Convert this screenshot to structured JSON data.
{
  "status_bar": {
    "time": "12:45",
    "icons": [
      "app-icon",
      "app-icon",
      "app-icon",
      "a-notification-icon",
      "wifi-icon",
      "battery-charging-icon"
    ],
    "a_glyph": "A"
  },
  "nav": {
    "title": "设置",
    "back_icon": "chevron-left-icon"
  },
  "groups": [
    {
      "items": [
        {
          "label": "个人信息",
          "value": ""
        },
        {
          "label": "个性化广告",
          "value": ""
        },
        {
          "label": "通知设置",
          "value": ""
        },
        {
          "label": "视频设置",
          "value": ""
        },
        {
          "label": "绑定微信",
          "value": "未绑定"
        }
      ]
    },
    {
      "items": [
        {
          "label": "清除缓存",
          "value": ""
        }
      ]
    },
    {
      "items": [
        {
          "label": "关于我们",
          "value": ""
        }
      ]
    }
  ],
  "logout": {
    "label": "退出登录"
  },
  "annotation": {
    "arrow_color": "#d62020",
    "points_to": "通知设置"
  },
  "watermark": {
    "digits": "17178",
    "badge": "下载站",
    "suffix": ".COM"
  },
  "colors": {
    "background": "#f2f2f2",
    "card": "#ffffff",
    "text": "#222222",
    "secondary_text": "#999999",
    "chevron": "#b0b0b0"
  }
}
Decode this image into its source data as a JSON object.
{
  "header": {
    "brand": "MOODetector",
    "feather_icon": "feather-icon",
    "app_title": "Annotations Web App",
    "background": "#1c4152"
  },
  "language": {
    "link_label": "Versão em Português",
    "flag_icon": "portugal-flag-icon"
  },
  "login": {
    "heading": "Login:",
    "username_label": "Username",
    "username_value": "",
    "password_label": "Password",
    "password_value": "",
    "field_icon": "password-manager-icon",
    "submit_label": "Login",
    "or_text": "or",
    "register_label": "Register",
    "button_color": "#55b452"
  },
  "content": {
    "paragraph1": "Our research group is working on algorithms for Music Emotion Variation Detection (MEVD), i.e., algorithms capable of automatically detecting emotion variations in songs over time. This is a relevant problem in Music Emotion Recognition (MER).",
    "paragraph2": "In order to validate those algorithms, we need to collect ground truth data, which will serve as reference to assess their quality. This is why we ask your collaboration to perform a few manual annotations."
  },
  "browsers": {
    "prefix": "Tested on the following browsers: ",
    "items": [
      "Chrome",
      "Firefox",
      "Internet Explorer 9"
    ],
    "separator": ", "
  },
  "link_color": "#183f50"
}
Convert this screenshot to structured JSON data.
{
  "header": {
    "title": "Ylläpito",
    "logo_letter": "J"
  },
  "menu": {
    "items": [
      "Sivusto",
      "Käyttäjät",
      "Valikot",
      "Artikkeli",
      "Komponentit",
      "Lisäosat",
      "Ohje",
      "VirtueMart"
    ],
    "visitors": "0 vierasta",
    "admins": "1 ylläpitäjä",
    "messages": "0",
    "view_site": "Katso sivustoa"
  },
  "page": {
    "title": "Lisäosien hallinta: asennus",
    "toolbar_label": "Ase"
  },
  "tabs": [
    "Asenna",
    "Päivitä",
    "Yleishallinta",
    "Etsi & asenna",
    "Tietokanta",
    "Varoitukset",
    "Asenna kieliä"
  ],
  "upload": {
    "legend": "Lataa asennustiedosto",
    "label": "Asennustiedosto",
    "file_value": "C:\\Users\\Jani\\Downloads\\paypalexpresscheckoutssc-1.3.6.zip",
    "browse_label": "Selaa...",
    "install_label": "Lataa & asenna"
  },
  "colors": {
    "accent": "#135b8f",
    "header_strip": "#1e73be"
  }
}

▶ What is required: What is the number of lines in the listing that include the word "chevron"? Give that number and nothing else.

▶ The response: 2